___ RECORDS FOR PROCESSING

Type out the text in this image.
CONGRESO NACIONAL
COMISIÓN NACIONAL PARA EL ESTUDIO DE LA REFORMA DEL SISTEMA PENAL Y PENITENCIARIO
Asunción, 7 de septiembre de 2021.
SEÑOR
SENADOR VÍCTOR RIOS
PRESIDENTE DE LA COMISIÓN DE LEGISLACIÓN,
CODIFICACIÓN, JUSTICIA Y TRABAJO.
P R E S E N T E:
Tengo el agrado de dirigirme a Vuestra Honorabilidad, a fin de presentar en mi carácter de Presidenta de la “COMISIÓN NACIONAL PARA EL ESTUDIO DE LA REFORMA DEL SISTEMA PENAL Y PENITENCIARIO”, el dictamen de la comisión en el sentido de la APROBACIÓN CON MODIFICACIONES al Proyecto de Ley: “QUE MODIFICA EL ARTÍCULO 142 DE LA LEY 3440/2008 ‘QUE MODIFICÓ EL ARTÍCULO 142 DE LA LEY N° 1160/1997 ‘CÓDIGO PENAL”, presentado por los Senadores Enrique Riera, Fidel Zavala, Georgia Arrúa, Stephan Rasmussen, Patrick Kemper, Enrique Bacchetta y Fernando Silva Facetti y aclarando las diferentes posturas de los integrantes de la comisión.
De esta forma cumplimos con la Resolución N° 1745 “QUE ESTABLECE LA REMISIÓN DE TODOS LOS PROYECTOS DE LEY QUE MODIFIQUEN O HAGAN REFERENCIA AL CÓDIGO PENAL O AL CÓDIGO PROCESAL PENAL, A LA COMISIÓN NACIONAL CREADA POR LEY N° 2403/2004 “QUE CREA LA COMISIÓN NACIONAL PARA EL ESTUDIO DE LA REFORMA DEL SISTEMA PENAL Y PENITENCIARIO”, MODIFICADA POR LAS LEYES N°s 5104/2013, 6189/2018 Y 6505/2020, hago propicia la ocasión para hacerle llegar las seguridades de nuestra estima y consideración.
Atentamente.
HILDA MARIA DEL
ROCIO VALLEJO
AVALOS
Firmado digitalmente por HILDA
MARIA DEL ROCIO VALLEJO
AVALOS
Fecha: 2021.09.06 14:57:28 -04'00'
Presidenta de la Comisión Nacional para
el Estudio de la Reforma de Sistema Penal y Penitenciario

______

### TASK REQUIREMENTS
Extract each entry in full and write it down exactly.

### TASK RESULT
Type out the text in this image.
CONGRESO NACIONAL
COMISIÓN NACIONAL PARA EL ESTUDIO DE LA REFORMA DEL SISTEMA PENAL Y PENITENCIARIO
Asunción, 7 de septiembre de 2021.
SEÑOR
SENADOR VÍCTOR RIOS
PRESIDENTE DE LA COMISIÓN DE LEGISLACIÓN,
CODIFICACIÓN, JUSTICIA Y TRABAJO.
P R E S E N T E:
Tengo el agrado de dirigirme a Vuestra Honorabilidad, a fin de presentar en mi carácter de Presidenta de la “COMISIÓN NACIONAL PARA EL ESTUDIO DE LA REFORMA DEL SISTEMA PENAL Y PENITENCIARIO”, el dictamen de la comisión en el sentido de la APROBACIÓN CON MODIFICACIONES al Proyecto de Ley: “QUE MODIFICA EL ARTÍCULO 142 DE LA LEY 3440/2008 ‘QUE MODIFICÓ EL ARTÍCULO 142 DE LA LEY N° 1160/1997 ‘CÓDIGO PENAL”, presentado por los Senadores Enrique Riera, Fidel Zavala, Georgia Arrúa, Stephan Rasmussen, Patrick Kemper, Enrique Bacchetta y Fernando Silva Facetti y aclarando las diferentes posturas de los integrantes de la comisión.
De esta forma cumplimos con la Resolución N° 1745 “QUE ESTABLECE LA REMISIÓN DE TODOS LOS PROYECTOS DE LEY QUE MODIFIQUEN O HAGAN REFERENCIA AL CÓDIGO PENAL O AL CÓDIGO PROCESAL PENAL, A LA COMISIÓN NACIONAL CREADA POR LEY N° 2403/2004 “QUE CREA LA COMISIÓN NACIONAL PARA EL ESTUDIO DE LA REFORMA DEL SISTEMA PENAL Y PENITENCIARIO”, MODIFICADA POR LAS LEYES N°s 5104/2013, 6189/2018 Y 6505/2020, hago propicia la ocasión para hacerle llegar las seguridades de nuestra estima y consideración.
Atentamente.
HILDA MARIA DEL
ROCIO VALLEJO
AVALOS
Firmado digitalmente por HILDA
MARIA DEL ROCIO VALLEJO
AVALOS
Fecha: 2021.09.06 14:57:28 -04'00'
Presidenta de la Comisión Nacional para
el Estudio de la Reforma de Sistema Penal y Penitenciario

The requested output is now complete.